Written request.
In the material below, find how many lines contain the string "induktivliklar". Write only that number.

Material for this exercise.
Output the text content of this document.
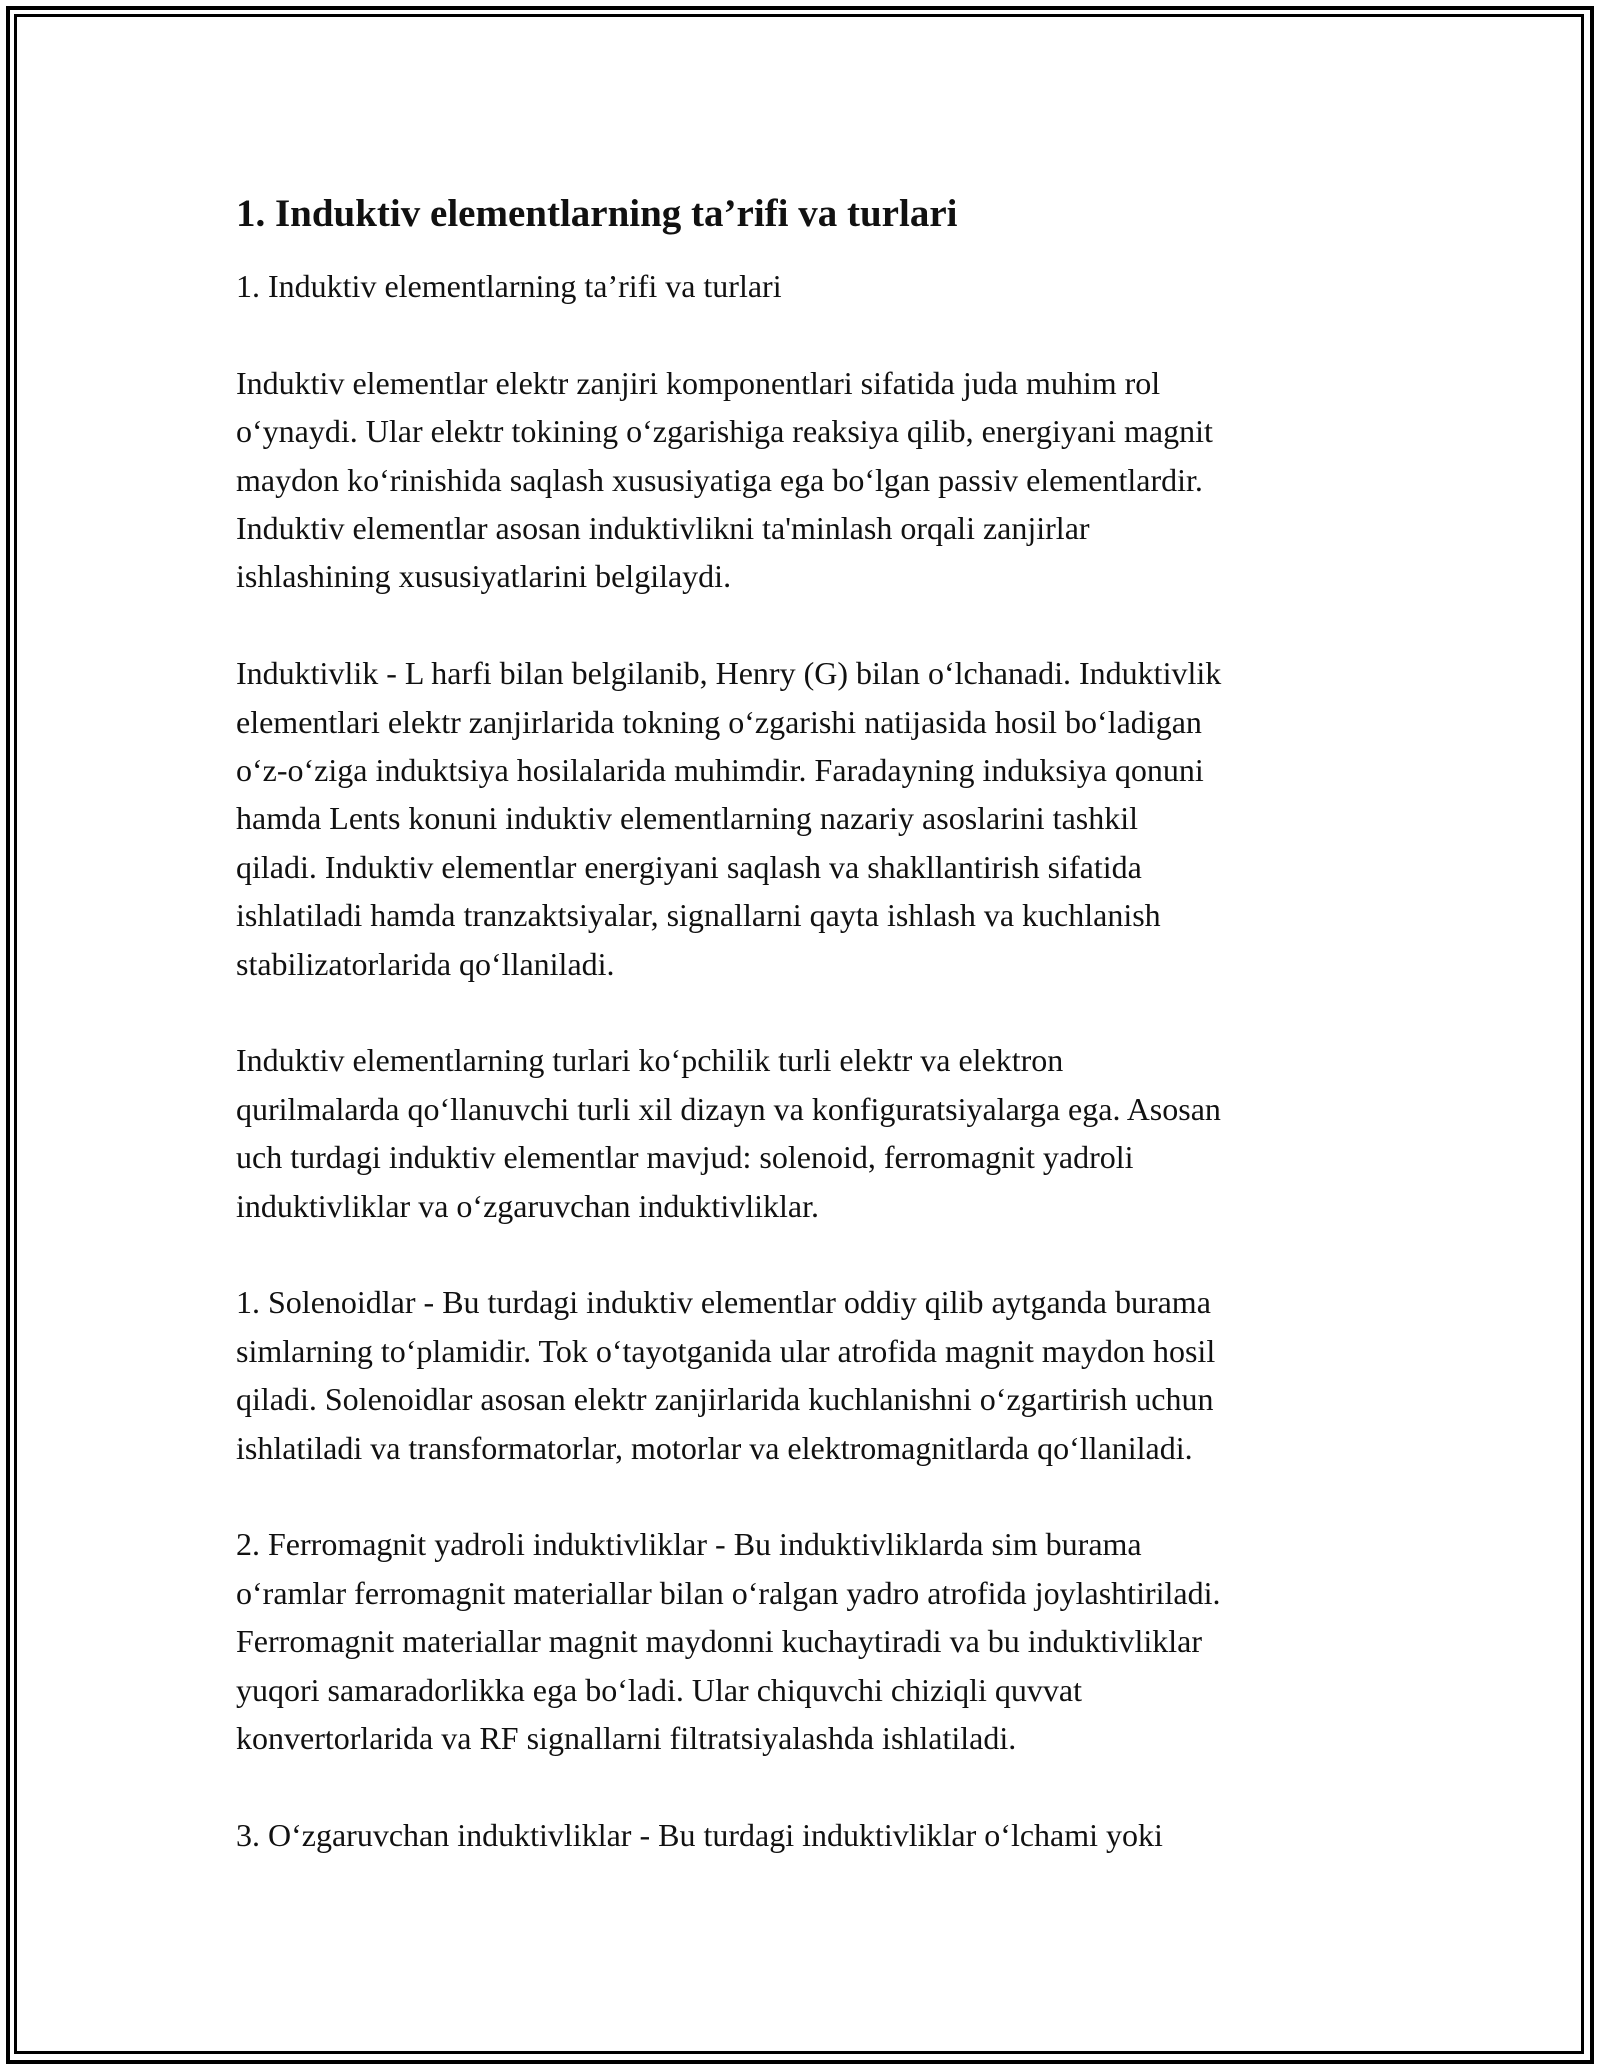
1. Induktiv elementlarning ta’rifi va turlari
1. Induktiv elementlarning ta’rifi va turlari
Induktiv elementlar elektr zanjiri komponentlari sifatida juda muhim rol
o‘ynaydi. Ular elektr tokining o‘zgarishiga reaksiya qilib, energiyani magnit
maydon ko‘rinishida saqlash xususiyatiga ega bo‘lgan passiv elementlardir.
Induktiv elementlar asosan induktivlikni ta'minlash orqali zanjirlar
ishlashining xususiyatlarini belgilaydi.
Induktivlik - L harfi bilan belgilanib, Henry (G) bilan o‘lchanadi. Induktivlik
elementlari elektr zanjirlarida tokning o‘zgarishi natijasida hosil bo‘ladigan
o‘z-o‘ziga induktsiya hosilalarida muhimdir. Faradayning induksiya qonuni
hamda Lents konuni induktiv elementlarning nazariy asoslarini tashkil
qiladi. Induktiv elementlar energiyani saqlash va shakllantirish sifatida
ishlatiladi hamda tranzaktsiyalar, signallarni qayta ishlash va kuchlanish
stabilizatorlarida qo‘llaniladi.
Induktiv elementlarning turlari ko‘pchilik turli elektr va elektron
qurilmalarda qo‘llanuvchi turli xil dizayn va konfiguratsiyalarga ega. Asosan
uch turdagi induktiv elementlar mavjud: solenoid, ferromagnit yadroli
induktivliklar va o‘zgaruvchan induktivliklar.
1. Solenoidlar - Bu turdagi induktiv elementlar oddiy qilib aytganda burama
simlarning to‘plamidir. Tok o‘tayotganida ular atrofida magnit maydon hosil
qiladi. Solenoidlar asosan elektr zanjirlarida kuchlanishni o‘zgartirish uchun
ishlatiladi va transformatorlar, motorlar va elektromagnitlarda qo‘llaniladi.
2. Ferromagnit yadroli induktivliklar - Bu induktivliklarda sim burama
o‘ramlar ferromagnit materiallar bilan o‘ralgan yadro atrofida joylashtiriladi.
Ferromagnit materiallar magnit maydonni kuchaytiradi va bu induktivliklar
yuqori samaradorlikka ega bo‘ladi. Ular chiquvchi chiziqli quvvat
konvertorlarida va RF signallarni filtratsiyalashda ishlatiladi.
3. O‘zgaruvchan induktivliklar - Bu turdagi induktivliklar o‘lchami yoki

* * *

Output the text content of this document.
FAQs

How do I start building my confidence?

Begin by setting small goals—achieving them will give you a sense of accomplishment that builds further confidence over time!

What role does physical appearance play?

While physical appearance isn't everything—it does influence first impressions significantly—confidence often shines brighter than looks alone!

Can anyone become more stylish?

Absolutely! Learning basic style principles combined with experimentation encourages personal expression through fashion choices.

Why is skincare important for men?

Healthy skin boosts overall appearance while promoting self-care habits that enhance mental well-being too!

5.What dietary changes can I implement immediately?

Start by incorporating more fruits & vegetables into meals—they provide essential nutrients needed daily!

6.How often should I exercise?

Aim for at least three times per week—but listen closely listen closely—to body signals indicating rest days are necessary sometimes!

Exercise response.
4